## EXERCISE DETAILS
Find the lines below that contain the string "document". Copy each one.

## DATA SECTION
####
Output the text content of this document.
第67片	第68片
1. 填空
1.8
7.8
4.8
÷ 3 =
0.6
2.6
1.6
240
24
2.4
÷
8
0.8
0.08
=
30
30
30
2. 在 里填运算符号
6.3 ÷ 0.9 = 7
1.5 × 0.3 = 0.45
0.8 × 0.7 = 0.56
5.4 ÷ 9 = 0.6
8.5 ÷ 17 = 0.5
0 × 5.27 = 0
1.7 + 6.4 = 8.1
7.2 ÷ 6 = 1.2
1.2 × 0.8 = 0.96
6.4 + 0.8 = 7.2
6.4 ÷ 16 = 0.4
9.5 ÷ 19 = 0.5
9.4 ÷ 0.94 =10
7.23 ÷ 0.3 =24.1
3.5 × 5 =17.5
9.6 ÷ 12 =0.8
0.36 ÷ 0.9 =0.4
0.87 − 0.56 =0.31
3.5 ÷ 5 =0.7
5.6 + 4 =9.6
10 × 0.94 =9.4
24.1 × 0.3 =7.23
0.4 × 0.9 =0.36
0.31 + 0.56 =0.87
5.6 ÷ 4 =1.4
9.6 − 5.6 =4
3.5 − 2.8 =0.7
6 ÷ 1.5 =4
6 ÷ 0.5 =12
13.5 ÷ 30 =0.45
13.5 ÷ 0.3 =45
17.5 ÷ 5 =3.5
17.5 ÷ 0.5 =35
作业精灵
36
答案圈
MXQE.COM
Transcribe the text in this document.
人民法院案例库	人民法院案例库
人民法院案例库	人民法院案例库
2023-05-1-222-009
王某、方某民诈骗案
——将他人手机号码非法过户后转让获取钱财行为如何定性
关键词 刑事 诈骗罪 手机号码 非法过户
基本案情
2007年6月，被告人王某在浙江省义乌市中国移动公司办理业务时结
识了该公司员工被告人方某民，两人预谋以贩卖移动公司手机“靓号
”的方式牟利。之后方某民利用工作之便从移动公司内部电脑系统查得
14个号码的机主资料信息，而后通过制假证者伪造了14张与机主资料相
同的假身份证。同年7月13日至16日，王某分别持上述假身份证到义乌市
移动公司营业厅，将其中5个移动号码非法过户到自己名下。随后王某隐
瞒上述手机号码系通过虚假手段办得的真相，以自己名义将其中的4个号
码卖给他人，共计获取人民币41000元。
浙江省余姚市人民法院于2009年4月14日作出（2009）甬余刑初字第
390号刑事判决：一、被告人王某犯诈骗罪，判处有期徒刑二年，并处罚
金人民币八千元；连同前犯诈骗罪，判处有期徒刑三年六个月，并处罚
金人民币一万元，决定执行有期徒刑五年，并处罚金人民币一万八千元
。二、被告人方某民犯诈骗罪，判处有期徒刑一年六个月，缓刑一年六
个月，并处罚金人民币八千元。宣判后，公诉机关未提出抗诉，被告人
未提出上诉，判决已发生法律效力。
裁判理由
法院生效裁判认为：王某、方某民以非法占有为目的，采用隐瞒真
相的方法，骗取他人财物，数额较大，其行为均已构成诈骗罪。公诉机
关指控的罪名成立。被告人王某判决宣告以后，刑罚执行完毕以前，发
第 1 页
####
## RESULT FOR THIS TASK
Output the text content of this document.
Transcribe the text in this document.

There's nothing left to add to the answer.